▶ _GOAL_:
Wherever a line holds the string "mentionnés", copy that line.

### DATASET CONTENT ###

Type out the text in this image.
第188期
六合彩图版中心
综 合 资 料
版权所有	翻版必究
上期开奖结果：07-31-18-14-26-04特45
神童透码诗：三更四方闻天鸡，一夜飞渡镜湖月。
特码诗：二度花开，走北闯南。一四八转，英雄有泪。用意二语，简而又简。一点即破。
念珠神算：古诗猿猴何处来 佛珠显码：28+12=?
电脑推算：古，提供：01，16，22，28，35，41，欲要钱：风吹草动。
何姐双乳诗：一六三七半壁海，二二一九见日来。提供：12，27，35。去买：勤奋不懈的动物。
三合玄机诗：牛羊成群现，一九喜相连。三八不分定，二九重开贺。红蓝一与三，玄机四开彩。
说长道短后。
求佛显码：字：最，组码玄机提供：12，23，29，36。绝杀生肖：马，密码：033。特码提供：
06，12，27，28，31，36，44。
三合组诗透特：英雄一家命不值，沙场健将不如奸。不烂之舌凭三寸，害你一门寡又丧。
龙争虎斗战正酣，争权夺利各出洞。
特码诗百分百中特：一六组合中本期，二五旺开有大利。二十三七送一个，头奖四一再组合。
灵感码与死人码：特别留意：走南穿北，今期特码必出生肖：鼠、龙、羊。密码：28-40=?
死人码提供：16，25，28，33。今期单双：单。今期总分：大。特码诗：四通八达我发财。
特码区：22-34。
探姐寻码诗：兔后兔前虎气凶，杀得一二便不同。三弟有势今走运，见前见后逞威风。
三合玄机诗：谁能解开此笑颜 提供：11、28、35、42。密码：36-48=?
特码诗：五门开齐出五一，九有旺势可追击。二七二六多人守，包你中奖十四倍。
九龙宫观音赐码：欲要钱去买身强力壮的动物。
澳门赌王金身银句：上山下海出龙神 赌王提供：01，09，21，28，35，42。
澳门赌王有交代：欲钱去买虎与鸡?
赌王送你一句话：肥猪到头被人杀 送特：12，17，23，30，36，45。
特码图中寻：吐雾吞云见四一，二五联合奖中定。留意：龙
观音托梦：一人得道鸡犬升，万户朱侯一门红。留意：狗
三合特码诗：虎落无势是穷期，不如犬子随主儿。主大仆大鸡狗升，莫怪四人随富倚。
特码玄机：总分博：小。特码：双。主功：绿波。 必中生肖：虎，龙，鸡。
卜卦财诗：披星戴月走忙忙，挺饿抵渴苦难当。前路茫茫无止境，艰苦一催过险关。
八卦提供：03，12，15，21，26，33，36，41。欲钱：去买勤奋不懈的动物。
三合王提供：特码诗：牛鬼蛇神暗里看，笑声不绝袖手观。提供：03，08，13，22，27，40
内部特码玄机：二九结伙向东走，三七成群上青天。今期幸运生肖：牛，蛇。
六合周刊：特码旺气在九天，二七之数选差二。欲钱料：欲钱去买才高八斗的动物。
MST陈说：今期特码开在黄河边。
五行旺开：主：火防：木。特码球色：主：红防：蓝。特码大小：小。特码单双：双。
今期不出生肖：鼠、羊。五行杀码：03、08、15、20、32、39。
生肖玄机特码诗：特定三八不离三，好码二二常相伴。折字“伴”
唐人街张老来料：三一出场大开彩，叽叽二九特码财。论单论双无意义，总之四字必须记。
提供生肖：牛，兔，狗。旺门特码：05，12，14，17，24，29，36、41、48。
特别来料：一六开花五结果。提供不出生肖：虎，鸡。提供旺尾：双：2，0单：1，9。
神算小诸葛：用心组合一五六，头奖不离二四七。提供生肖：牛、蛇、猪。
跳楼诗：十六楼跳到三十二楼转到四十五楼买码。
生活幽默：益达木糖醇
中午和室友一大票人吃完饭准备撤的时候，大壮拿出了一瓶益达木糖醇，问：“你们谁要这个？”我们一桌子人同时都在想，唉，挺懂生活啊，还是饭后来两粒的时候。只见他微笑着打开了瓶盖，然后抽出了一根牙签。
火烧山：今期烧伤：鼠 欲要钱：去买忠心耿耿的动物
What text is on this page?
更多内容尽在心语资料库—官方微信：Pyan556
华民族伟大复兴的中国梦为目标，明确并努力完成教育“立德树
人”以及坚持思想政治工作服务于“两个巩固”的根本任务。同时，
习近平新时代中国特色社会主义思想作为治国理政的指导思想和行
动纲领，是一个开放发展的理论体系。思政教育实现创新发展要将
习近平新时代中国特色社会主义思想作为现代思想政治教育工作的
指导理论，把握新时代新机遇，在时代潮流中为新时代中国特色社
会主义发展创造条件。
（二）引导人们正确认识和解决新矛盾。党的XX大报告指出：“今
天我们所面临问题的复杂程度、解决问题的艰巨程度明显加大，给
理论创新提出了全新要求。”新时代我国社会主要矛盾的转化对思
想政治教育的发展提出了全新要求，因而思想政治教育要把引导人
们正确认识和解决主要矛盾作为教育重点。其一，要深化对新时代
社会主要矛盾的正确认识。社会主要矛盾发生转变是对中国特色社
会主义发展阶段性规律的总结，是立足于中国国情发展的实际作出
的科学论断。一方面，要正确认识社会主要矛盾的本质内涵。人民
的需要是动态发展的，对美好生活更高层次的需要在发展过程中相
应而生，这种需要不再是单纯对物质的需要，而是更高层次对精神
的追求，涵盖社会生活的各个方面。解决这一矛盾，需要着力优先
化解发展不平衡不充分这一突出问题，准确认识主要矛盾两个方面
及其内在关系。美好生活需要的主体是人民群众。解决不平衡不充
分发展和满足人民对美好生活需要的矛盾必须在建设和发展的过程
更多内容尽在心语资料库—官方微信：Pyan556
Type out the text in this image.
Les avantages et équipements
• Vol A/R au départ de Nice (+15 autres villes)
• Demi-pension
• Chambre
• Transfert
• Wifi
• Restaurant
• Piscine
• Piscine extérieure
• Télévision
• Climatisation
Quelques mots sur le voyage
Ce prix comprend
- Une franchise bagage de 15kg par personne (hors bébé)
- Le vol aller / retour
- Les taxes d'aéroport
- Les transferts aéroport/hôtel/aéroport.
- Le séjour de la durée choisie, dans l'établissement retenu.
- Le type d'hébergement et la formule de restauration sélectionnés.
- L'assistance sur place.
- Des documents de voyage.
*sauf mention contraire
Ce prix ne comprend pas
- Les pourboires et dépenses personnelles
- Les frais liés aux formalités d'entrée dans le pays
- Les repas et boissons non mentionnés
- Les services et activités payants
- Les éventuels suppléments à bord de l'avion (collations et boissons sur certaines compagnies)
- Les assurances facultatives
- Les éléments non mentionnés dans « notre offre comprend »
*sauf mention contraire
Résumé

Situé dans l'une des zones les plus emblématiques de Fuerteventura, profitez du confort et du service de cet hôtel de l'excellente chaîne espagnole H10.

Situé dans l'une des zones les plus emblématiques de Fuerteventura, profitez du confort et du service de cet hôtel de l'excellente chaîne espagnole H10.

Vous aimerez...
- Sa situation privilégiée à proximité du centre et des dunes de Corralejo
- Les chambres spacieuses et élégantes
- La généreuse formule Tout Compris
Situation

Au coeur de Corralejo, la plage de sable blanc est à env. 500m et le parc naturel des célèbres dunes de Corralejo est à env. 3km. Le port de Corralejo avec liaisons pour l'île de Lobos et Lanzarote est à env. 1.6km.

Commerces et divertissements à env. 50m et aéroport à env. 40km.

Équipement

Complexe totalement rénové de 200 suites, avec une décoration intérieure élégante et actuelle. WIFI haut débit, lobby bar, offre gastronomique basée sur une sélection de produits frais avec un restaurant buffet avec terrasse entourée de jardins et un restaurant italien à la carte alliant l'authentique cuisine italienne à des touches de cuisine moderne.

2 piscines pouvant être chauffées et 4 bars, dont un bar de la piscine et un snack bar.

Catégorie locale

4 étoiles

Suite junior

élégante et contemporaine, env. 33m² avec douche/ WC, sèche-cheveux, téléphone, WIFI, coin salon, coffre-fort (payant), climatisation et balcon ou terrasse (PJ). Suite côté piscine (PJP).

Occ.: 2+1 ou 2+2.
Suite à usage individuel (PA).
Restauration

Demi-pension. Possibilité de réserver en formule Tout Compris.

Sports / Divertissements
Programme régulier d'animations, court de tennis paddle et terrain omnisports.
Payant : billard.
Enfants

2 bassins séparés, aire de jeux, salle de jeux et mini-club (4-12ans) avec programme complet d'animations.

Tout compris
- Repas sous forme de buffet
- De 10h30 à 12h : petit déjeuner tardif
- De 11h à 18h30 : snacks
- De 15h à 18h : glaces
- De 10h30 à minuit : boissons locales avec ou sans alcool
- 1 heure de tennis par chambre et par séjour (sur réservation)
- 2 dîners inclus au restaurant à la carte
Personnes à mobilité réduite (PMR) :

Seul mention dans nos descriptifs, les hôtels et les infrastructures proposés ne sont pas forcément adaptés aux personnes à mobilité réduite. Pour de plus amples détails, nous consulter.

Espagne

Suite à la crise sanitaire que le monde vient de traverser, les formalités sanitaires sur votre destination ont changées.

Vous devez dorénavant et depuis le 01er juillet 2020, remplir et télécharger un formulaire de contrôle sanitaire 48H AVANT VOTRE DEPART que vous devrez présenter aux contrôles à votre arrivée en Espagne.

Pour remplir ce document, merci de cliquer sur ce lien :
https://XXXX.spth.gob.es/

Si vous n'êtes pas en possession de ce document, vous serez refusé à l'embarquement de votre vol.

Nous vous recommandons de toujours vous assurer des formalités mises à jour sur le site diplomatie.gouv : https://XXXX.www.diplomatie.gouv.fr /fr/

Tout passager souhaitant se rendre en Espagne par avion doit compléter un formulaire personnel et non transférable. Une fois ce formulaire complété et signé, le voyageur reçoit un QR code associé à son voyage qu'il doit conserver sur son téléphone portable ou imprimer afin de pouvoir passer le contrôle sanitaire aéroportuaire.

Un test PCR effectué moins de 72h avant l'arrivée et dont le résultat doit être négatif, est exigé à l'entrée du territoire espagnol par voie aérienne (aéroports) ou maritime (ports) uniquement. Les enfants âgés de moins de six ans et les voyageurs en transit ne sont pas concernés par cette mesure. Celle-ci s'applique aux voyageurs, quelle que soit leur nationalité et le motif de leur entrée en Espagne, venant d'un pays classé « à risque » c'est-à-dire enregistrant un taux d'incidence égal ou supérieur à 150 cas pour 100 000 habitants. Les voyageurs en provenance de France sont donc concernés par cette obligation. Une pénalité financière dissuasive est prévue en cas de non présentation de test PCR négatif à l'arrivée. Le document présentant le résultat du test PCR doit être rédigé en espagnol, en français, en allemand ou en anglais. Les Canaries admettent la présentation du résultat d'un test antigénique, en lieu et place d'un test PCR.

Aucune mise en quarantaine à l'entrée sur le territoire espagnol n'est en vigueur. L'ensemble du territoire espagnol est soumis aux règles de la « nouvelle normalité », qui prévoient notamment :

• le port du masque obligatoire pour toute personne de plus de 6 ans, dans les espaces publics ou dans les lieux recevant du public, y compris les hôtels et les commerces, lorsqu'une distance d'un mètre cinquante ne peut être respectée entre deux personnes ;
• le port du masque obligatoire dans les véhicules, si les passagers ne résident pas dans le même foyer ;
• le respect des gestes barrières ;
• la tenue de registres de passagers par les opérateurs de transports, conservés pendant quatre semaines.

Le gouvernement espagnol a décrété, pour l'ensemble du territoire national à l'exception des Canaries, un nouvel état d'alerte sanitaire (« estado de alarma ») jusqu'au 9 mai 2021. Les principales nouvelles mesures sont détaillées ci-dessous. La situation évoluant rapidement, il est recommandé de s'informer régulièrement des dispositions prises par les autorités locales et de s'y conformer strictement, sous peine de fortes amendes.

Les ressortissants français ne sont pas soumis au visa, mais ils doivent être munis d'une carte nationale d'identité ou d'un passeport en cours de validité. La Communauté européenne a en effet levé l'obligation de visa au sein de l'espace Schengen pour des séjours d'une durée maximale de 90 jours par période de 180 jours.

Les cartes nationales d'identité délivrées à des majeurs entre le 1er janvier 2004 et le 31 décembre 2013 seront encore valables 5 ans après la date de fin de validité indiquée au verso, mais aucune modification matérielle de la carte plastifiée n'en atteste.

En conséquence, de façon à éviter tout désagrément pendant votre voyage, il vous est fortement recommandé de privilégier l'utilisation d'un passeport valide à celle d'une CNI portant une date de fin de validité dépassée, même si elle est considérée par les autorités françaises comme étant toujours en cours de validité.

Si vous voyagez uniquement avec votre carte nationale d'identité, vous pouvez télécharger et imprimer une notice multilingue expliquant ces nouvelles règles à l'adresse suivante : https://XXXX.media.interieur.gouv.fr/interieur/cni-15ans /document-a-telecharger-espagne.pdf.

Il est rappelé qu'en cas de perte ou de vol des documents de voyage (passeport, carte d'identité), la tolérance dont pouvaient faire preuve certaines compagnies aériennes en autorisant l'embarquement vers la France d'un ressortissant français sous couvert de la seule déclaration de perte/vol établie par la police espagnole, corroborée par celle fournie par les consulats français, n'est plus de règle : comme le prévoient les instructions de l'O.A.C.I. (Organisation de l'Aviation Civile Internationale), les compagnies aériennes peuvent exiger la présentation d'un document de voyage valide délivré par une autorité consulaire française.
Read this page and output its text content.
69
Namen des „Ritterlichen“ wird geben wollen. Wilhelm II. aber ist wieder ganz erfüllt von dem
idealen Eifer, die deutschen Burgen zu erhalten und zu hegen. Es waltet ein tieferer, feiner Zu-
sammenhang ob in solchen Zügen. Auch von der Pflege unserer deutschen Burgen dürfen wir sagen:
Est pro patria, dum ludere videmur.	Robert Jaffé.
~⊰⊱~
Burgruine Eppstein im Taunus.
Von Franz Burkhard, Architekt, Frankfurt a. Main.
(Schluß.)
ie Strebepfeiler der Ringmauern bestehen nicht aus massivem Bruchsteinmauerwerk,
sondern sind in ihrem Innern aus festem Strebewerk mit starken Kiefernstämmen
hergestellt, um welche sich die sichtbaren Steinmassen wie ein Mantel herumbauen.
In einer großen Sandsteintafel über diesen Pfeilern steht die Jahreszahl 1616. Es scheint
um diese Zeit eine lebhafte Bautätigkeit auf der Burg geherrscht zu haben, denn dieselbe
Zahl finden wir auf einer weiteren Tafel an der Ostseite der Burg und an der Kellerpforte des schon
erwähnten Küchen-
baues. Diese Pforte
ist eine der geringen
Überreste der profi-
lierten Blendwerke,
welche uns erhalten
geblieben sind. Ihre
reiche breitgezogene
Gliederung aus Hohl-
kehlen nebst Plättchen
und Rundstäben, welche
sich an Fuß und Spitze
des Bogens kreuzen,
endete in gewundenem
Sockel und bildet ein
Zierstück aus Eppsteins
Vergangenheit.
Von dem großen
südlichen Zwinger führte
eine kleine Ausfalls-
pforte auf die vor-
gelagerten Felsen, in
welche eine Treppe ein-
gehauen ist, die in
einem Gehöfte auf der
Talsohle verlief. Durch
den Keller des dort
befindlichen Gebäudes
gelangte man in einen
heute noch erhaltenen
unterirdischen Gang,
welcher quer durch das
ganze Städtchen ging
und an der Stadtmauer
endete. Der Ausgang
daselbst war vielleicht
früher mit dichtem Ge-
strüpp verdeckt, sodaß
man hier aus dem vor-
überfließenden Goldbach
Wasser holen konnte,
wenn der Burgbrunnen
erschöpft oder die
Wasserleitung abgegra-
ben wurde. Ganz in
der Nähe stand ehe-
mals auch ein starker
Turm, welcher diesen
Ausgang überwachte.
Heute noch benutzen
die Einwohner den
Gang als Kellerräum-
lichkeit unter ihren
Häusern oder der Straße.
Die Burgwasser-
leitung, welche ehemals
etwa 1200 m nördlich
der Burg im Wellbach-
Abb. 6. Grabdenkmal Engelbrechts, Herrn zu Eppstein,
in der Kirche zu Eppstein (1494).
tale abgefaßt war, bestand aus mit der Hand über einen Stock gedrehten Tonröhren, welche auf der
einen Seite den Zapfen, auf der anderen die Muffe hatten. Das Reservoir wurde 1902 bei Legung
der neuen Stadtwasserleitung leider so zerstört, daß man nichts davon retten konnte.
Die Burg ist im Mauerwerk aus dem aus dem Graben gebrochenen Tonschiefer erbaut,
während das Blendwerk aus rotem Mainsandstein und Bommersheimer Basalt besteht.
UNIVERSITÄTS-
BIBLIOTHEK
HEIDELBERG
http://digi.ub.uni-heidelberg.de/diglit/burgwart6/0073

###

▶ _CORRECT RESULT_:
- Les repas et boissons non mentionnés
- Les éléments non mentionnés dans « notre offre comprend »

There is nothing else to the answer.